**What you are asked to do:**
Return each line of the listing that contains the string "score".

**Rows:**
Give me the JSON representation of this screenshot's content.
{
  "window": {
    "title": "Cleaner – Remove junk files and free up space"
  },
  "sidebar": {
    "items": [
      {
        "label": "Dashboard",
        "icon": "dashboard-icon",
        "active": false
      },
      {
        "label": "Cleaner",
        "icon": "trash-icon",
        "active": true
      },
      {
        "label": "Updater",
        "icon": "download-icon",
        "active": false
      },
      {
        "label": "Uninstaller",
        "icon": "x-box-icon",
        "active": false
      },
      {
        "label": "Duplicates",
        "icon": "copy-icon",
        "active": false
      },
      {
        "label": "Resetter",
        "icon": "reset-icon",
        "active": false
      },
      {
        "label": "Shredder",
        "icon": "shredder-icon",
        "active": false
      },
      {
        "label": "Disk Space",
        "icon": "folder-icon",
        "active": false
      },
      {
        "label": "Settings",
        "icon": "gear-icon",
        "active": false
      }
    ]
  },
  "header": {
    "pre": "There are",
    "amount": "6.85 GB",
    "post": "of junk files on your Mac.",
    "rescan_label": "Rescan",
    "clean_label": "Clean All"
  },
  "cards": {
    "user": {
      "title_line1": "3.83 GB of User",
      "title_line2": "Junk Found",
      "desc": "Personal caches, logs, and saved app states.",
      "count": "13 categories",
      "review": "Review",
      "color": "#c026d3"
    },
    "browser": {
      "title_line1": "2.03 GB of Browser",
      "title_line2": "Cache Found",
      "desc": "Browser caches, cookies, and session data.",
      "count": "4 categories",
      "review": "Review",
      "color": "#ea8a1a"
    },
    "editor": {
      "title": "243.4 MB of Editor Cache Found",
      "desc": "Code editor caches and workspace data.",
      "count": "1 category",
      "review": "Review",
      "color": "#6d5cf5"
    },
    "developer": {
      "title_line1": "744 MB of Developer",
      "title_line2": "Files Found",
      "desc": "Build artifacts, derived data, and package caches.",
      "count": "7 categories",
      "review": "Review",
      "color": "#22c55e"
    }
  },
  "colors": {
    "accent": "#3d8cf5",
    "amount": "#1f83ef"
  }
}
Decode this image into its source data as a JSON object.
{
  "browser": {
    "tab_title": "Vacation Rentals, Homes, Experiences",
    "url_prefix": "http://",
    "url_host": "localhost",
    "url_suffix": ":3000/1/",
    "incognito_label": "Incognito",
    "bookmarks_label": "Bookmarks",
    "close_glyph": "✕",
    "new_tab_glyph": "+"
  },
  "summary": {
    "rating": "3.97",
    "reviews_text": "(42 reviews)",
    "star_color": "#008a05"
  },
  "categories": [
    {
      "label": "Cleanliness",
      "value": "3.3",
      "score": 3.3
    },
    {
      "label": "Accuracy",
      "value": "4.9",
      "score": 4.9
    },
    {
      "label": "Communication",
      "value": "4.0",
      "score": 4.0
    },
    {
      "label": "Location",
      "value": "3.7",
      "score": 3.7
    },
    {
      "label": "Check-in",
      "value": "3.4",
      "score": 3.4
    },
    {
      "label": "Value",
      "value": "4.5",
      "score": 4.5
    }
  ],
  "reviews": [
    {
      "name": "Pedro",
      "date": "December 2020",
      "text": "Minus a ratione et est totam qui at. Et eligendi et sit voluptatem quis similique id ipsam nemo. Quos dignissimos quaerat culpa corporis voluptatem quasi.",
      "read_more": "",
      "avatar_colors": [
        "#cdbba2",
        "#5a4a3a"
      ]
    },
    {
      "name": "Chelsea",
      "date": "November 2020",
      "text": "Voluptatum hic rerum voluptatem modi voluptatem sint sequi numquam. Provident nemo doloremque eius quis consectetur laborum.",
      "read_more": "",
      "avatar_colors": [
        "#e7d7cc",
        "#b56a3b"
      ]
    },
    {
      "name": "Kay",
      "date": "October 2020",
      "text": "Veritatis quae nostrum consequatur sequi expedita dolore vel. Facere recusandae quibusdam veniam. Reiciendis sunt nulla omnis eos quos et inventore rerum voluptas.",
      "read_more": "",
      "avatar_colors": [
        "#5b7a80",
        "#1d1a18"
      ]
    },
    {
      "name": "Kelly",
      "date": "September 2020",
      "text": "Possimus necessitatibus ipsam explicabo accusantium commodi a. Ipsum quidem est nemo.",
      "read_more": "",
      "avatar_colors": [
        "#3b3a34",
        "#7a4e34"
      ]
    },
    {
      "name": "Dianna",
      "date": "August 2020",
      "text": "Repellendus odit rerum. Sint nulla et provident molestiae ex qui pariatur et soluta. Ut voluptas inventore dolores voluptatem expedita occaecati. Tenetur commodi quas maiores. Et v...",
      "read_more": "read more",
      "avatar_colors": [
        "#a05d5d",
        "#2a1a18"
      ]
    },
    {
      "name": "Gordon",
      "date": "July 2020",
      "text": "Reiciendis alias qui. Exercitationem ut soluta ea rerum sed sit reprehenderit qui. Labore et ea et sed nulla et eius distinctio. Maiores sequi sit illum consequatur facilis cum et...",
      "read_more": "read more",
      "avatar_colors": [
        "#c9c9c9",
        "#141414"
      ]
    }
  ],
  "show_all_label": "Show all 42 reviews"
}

**Result of the exercise:**
      "score": 3.3
      "score": 4.9
      "score": 4.0
      "score": 3.7
      "score": 3.4
      "score": 4.5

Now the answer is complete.